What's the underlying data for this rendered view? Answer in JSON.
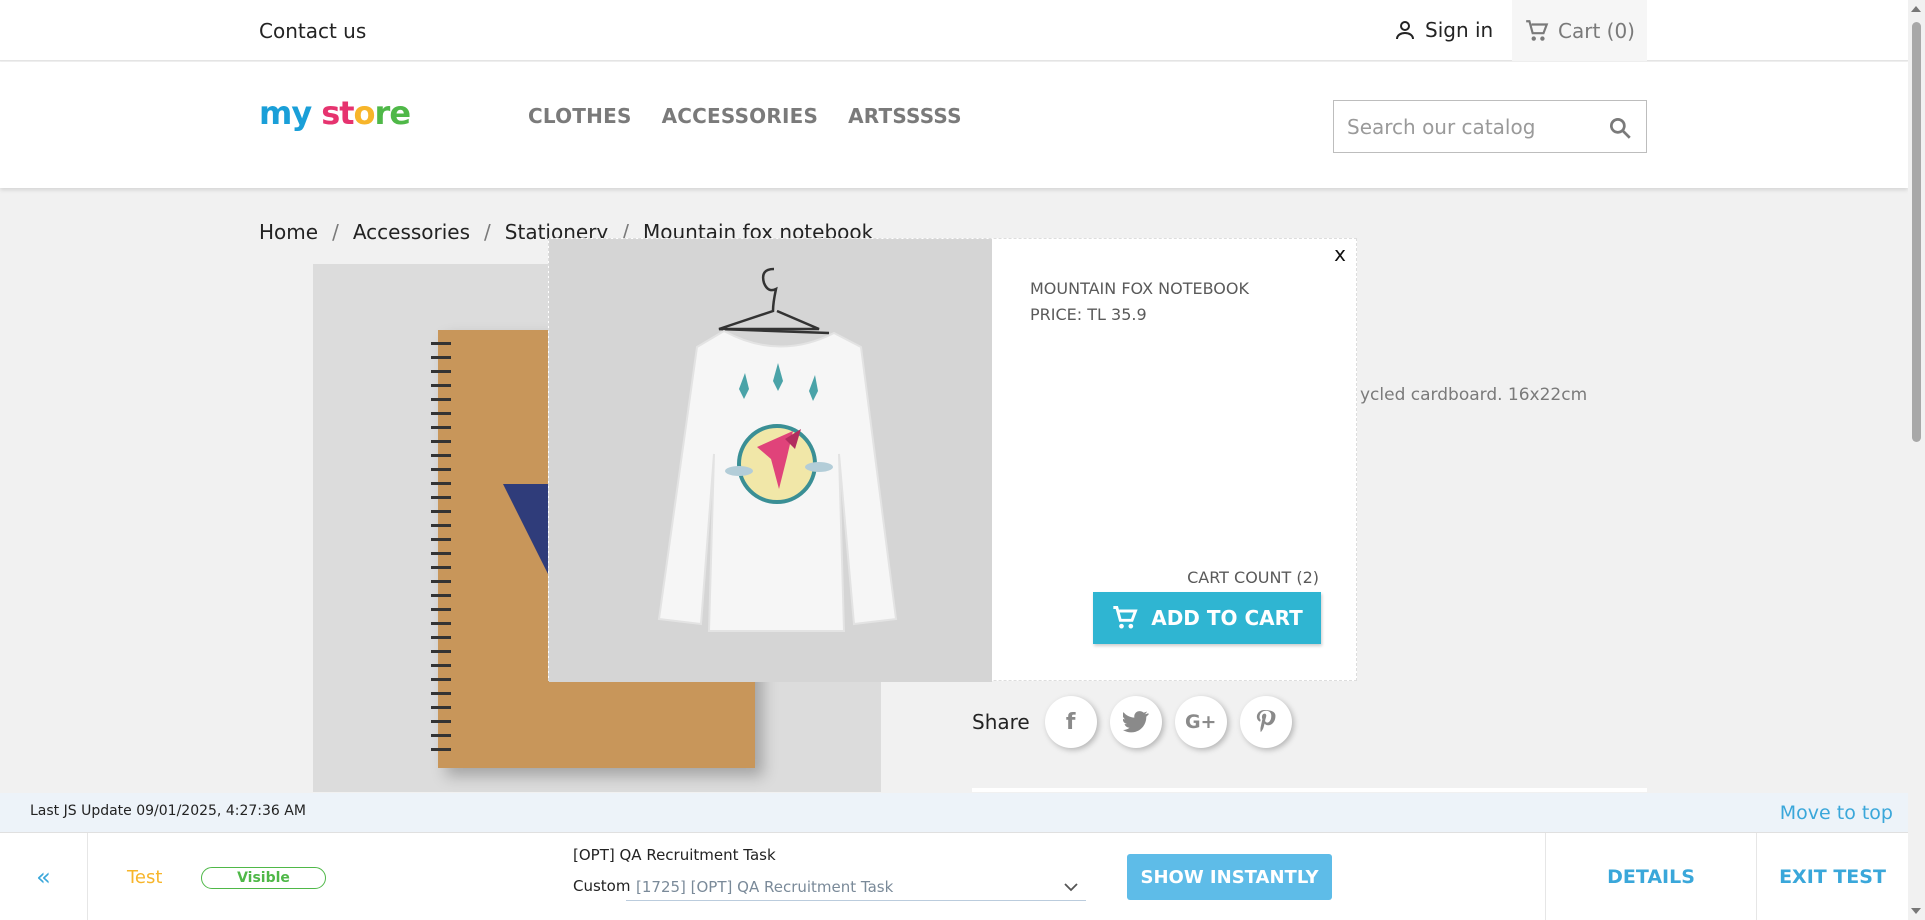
{
  "topbar": {
    "contact": "Contact us",
    "signin": "Sign in",
    "cart": "Cart (0)"
  },
  "header": {
    "logo_parts": [
      "my",
      "st",
      "o",
      "re"
    ],
    "nav": [
      "CLOTHES",
      "ACCESSORIES",
      "ARTSSSSS"
    ],
    "search_placeholder": "Search our catalog"
  },
  "breadcrumb": [
    "Home",
    "Accessories",
    "Stationery",
    "Mountain fox notebook"
  ],
  "product": {
    "description_fragment": "ycled cardboard. 16x22cm",
    "share_label": "Share",
    "share_icons": [
      "facebook-icon",
      "twitter-icon",
      "google-plus-icon",
      "pinterest-icon"
    ]
  },
  "modal": {
    "close": "x",
    "title": "MOUNTAIN FOX NOTEBOOK",
    "price": "PRICE: TL 35.9",
    "cart_count": "CART COUNT (2)",
    "add_to_cart": "ADD TO CART"
  },
  "overlay": {
    "last_update": "Last JS Update 09/01/2025, 4:27:36 AM",
    "move_to_top": "Move to top",
    "collapse": "«",
    "test_label": "Test",
    "visible_badge": "Visible",
    "task_name": "[OPT] QA Recruitment Task",
    "custom_label": "Custom",
    "task_select_value": "[1725] [OPT] QA Recruitment Task",
    "show_instantly": "SHOW INSTANTLY",
    "details": "DETAILS",
    "exit_test": "EXIT TEST"
  },
  "colors": {
    "accent": "#2fb5d2",
    "link_blue": "#3aa7da",
    "test_orange": "#f7b52a",
    "visible_green": "#4fb848"
  }
}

########################################

Return every line of the preceding records in which the word "Task" appears.

    "task_name": "[OPT] QA Recruitment Task",
    "task_select_value": "[1725] [OPT] QA Recruitment Task",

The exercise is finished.